▶ **Prompt**
Determine how many lines of the data below contain "ylabel", then give only that number.

▶ **Saved entries**
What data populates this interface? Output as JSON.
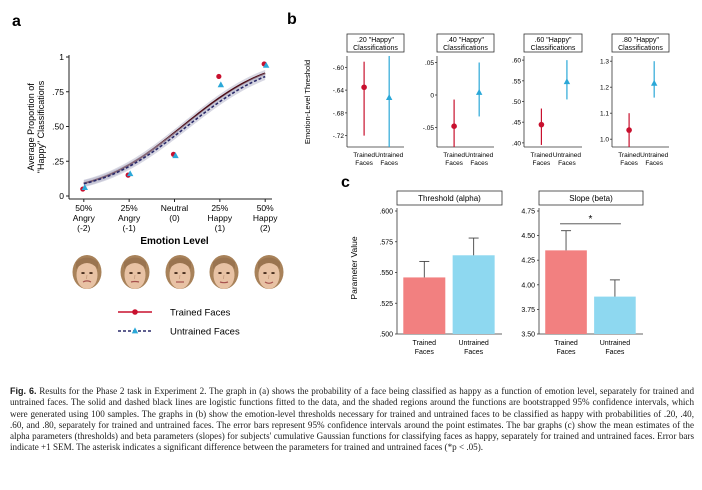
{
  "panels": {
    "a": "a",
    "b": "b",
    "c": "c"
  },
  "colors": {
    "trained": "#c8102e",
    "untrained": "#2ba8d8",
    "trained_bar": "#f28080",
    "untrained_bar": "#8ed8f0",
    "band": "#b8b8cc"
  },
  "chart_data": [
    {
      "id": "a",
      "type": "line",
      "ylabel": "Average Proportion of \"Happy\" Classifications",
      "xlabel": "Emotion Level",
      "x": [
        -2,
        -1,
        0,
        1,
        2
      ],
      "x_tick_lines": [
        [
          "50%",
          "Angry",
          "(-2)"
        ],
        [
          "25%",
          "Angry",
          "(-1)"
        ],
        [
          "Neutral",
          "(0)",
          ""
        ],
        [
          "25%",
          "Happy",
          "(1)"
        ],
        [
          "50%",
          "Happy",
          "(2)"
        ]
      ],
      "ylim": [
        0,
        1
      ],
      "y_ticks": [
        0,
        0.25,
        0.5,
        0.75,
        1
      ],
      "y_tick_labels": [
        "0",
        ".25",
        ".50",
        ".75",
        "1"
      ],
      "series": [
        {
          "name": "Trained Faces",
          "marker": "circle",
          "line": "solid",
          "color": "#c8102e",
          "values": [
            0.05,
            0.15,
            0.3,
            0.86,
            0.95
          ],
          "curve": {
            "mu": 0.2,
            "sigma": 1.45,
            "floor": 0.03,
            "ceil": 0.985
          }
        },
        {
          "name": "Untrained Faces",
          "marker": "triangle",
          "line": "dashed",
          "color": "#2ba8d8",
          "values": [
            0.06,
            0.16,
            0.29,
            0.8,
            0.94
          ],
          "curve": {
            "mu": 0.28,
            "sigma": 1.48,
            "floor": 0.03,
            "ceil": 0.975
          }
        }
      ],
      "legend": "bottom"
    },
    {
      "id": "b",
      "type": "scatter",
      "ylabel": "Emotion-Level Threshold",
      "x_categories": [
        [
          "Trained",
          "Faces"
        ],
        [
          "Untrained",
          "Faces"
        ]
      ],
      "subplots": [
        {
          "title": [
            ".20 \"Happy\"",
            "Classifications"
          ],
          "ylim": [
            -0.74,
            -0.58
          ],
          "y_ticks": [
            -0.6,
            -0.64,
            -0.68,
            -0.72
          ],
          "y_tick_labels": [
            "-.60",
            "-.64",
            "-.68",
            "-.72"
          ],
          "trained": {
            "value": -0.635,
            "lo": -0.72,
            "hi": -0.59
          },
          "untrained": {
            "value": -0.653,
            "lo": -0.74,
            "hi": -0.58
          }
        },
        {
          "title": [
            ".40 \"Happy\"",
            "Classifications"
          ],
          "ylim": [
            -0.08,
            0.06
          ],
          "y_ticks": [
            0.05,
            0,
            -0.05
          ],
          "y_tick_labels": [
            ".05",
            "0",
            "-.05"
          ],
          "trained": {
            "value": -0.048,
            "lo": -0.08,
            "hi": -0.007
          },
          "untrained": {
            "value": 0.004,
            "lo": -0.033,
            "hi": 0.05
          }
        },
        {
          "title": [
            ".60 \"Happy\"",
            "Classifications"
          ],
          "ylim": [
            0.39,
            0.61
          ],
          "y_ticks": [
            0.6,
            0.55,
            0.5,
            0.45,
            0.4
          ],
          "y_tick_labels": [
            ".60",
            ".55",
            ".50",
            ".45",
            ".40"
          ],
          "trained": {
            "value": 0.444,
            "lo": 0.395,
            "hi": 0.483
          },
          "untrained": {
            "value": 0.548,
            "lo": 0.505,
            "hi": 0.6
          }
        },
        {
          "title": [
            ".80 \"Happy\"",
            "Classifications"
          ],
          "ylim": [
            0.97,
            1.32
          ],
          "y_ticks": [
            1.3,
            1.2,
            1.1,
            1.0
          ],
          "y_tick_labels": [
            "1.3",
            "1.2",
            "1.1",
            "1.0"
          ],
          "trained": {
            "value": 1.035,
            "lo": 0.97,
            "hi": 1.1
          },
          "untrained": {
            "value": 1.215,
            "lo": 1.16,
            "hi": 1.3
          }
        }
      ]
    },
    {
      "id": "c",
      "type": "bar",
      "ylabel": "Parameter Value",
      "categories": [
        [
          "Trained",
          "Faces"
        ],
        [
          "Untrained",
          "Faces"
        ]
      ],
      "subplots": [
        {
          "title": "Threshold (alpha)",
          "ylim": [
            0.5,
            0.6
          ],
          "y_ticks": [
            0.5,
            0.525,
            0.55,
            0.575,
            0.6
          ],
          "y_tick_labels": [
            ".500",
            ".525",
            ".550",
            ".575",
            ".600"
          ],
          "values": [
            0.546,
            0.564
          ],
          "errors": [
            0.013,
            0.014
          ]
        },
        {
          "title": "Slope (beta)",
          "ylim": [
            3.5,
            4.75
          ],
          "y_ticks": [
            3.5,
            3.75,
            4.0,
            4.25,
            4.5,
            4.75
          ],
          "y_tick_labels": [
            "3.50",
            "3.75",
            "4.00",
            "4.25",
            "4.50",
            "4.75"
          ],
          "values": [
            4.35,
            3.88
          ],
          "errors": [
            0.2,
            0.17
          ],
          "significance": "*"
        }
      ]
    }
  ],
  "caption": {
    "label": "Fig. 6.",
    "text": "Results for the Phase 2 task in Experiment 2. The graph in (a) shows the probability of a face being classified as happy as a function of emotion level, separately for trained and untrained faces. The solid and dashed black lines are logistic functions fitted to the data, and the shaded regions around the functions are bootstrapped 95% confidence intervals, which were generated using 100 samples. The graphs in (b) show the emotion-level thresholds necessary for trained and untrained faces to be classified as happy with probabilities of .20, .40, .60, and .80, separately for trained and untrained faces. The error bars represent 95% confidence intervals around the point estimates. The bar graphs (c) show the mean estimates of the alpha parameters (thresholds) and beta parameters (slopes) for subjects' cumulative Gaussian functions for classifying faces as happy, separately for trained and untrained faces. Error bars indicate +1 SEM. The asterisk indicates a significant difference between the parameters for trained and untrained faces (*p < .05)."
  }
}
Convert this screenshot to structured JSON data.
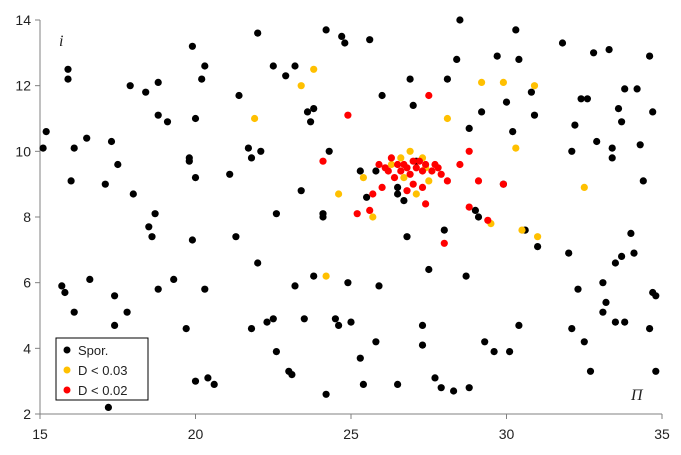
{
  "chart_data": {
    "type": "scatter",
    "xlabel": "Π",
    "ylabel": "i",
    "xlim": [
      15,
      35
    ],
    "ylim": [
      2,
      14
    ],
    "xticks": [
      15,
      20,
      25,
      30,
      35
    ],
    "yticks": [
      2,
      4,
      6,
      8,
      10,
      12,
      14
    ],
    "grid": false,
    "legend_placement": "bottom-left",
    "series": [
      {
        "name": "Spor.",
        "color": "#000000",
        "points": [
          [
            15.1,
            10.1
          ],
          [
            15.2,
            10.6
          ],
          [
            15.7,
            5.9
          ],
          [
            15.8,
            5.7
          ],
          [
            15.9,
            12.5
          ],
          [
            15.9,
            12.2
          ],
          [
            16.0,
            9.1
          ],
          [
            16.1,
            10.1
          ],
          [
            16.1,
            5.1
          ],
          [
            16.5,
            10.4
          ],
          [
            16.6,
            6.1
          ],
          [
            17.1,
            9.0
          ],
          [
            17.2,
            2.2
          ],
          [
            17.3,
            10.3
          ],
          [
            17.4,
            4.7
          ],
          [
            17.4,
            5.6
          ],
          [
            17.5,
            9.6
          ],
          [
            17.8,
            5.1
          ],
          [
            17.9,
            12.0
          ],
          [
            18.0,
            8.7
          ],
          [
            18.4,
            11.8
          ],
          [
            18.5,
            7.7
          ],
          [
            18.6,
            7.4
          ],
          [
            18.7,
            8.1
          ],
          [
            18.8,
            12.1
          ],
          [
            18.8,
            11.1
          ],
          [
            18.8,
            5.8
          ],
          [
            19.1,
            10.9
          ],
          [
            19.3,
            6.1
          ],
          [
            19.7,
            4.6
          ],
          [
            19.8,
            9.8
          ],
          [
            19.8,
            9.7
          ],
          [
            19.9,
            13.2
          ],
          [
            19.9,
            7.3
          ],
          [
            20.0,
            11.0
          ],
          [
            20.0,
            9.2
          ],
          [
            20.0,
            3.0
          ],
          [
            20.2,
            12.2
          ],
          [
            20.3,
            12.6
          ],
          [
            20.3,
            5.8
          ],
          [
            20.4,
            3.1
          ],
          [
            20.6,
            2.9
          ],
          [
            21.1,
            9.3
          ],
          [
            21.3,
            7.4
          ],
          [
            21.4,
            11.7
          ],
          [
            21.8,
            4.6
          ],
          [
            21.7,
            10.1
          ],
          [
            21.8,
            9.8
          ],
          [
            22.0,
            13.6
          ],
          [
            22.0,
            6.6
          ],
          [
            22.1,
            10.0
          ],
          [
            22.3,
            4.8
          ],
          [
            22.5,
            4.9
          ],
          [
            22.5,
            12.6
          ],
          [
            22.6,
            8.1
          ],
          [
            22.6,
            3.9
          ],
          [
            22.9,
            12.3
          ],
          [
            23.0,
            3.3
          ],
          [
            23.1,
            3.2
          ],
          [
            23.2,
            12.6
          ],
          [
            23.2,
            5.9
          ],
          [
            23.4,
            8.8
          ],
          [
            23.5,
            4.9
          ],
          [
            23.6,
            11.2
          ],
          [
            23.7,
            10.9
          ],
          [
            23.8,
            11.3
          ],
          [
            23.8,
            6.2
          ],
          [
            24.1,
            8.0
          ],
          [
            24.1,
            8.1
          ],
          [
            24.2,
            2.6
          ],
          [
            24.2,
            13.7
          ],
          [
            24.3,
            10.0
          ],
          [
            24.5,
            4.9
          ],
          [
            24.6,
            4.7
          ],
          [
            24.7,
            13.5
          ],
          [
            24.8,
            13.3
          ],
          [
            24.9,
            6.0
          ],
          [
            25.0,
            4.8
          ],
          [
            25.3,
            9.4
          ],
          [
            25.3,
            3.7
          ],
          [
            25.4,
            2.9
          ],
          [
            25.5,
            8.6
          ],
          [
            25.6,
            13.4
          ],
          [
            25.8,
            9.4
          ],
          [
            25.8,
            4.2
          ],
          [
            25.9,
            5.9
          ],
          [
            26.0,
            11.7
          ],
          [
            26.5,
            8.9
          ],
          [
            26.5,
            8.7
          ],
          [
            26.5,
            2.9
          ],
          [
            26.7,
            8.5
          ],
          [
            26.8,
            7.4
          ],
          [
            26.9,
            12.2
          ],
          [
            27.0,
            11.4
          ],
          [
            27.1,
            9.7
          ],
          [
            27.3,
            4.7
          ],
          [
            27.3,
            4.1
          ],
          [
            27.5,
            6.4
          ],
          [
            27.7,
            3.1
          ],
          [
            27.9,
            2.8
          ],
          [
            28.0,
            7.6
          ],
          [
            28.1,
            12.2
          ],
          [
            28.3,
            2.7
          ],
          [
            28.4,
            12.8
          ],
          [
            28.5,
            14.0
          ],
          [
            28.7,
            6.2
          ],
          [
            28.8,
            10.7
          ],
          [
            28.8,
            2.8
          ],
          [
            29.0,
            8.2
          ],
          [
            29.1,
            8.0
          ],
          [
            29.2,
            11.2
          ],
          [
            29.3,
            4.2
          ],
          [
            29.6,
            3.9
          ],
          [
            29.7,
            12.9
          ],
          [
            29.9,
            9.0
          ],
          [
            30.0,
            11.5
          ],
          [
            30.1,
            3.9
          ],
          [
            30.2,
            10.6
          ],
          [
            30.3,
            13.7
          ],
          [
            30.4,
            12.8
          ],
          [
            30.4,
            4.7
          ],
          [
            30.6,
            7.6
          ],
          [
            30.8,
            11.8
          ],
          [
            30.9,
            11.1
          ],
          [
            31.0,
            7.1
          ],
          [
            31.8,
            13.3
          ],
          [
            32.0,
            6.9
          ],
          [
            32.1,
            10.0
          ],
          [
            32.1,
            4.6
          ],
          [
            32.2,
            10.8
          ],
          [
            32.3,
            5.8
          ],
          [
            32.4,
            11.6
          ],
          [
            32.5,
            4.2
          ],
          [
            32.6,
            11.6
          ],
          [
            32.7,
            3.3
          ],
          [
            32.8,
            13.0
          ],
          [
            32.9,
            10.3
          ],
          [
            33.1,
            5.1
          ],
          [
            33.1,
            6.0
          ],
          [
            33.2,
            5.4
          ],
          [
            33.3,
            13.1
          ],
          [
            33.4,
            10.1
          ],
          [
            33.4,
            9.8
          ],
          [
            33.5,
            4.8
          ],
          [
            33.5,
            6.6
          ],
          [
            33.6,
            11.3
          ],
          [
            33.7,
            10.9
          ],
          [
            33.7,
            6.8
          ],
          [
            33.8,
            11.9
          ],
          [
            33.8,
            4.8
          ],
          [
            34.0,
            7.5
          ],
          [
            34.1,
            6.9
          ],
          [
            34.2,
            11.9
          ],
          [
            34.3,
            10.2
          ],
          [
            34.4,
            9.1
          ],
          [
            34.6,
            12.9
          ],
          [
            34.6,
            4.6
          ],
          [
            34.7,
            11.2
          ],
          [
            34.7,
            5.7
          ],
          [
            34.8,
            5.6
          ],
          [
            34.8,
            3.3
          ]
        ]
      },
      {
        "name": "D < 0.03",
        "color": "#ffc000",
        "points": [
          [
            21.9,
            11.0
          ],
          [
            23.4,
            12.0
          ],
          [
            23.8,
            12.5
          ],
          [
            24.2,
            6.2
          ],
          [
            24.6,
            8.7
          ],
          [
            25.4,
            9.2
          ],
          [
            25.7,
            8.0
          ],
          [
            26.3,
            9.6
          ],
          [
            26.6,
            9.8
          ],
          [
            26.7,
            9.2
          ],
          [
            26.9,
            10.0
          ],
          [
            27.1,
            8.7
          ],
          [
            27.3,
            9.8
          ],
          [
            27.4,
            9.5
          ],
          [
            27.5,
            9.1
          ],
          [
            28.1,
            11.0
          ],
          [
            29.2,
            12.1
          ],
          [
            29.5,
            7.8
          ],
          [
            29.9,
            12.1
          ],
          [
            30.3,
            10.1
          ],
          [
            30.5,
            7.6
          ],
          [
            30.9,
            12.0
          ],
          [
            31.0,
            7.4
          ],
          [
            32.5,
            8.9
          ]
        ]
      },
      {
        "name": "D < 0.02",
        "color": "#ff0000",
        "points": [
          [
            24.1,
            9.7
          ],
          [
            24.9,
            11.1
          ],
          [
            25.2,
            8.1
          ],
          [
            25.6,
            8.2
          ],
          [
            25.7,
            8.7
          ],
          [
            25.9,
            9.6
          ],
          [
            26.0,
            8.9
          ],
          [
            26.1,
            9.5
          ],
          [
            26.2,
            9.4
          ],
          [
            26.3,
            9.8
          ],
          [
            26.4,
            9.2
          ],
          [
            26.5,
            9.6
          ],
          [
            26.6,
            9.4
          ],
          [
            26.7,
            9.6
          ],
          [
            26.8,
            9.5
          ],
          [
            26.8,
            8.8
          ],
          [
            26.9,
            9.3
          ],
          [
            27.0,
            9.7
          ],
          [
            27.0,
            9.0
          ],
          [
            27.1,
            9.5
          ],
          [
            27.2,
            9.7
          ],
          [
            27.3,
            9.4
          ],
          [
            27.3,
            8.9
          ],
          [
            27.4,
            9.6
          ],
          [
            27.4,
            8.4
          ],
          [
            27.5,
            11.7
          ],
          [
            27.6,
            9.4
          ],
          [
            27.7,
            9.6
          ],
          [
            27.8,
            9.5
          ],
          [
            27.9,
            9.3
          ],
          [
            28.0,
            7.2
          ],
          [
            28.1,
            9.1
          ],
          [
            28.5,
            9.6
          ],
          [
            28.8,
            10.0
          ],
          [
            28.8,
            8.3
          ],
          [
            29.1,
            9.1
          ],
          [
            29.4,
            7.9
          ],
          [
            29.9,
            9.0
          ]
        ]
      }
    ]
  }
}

▶ **Solution to the problem**
4